• [Collected data entries]
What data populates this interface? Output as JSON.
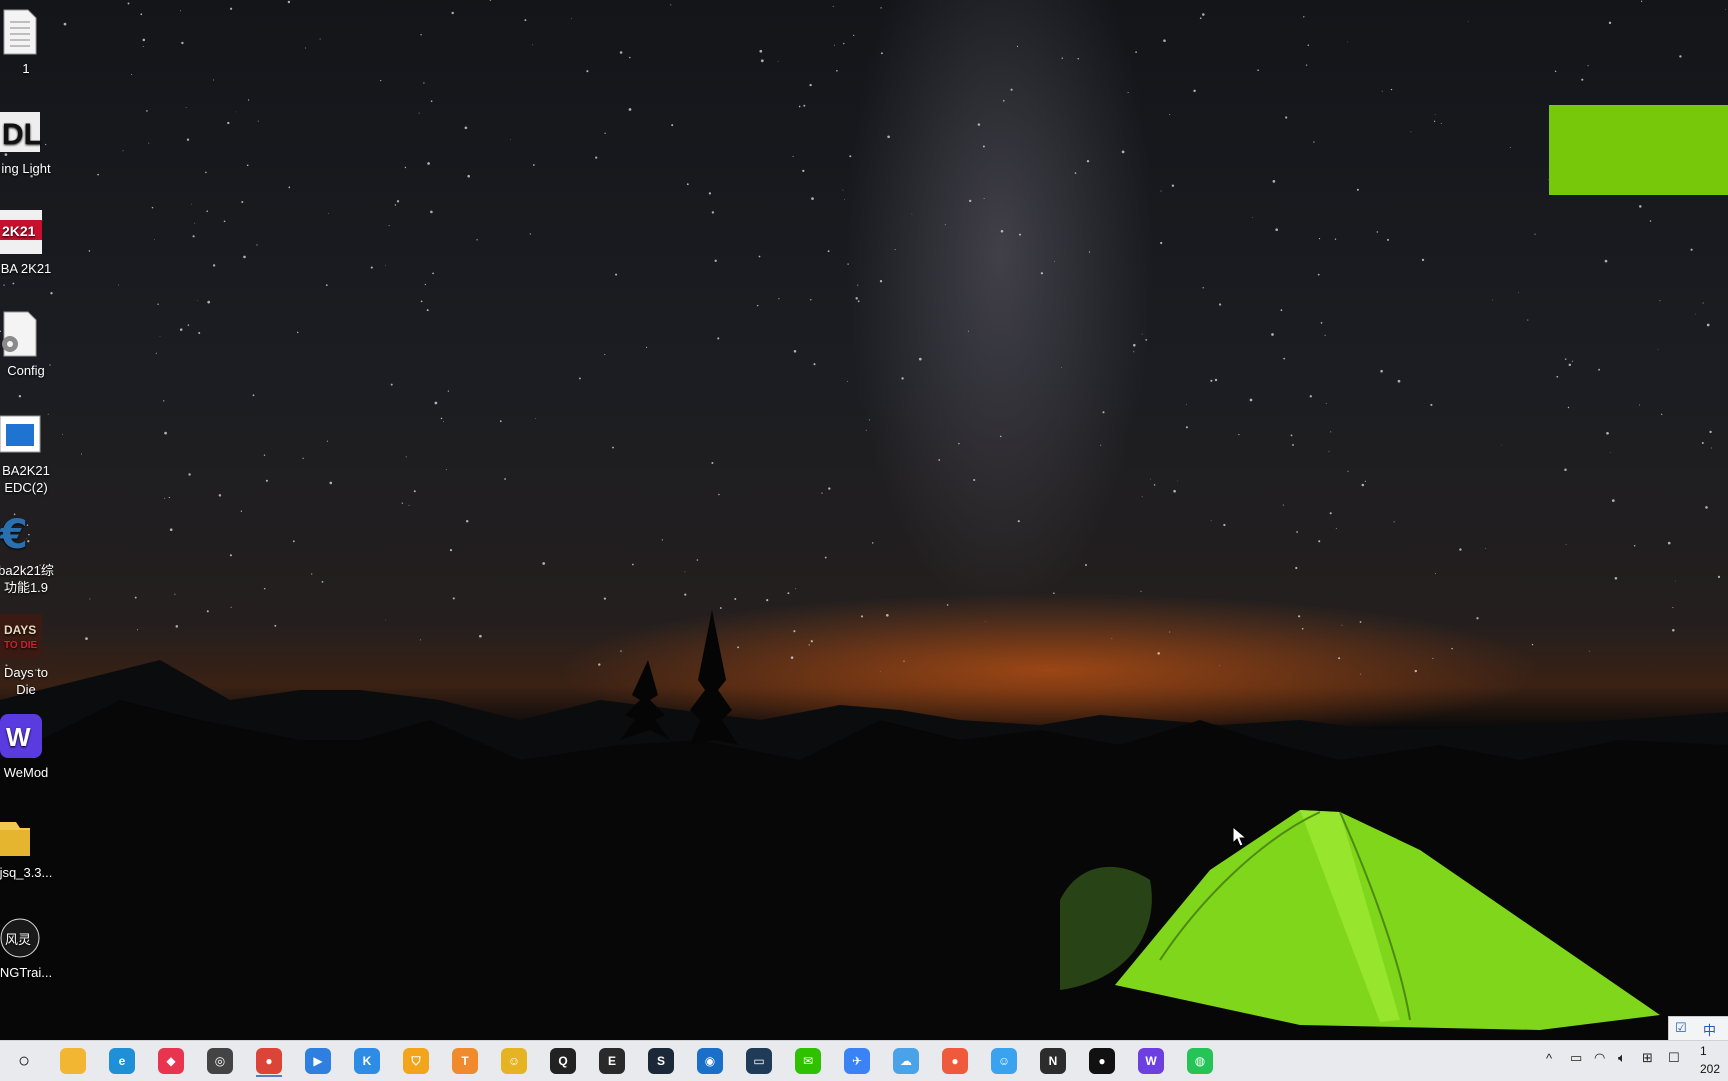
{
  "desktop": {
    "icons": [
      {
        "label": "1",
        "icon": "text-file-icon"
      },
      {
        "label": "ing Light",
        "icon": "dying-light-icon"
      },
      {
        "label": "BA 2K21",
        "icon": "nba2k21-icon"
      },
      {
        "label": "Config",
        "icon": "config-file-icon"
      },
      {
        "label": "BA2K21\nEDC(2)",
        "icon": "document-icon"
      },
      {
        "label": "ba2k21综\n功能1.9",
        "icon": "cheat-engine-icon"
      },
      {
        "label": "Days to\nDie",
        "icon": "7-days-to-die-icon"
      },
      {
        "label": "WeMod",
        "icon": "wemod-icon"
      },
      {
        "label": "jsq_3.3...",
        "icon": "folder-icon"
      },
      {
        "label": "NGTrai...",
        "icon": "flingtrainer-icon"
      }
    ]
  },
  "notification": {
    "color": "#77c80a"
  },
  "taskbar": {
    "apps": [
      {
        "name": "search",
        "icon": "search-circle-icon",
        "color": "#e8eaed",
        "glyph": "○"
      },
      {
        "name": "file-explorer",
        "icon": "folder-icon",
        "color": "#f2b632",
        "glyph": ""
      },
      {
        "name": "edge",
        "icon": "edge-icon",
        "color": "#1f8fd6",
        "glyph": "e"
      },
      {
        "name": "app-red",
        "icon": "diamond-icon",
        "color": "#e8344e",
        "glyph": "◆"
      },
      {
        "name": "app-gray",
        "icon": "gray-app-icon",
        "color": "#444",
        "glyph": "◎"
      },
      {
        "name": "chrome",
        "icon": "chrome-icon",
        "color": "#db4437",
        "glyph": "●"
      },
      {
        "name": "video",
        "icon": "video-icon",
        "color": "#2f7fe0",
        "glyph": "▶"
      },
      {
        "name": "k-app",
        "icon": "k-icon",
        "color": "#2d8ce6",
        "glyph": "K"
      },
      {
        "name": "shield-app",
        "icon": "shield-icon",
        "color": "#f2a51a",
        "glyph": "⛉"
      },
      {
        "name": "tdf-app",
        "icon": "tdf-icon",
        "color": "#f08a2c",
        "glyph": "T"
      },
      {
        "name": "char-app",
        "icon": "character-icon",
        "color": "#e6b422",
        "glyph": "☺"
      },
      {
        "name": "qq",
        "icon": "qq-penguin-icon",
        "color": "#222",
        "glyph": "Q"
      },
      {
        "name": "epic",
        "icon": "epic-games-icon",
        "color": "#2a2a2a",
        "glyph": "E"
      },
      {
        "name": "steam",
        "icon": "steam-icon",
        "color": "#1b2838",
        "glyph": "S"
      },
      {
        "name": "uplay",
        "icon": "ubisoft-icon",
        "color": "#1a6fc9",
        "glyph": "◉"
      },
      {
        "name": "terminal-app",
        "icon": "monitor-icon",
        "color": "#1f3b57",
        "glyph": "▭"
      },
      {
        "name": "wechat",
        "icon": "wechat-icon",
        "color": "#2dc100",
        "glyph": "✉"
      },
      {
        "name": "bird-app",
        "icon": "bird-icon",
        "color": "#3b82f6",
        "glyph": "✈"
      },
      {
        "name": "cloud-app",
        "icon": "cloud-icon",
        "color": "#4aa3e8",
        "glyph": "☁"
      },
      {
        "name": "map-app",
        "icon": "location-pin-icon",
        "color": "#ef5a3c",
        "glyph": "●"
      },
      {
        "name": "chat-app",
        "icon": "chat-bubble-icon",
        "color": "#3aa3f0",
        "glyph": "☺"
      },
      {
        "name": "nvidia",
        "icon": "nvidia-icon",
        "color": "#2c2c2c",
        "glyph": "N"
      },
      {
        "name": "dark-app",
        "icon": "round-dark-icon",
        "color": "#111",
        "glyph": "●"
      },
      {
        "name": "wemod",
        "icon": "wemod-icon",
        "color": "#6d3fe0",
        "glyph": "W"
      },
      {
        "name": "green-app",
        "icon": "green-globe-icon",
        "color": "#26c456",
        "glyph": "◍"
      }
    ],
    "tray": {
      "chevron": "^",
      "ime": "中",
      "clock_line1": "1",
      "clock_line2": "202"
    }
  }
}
==
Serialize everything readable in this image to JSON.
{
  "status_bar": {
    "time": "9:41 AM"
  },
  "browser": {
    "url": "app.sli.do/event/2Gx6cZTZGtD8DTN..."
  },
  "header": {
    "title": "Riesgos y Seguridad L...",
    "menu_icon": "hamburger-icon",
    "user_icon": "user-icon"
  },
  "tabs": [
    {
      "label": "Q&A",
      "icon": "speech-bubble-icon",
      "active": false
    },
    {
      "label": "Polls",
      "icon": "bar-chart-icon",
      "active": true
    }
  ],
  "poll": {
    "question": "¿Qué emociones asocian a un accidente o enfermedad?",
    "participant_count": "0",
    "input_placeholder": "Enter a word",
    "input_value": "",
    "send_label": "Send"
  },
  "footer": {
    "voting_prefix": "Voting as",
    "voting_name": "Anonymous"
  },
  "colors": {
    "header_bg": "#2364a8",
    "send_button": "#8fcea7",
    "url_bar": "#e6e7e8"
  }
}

• [WHAT IS BEING ASKED] Look over the listing above. Pick out and copy every line that includes "JSON".

• [ANSWER IN FULL]
What data populates this interface? Output as JSON.
Serialize everything readable in this image to JSON.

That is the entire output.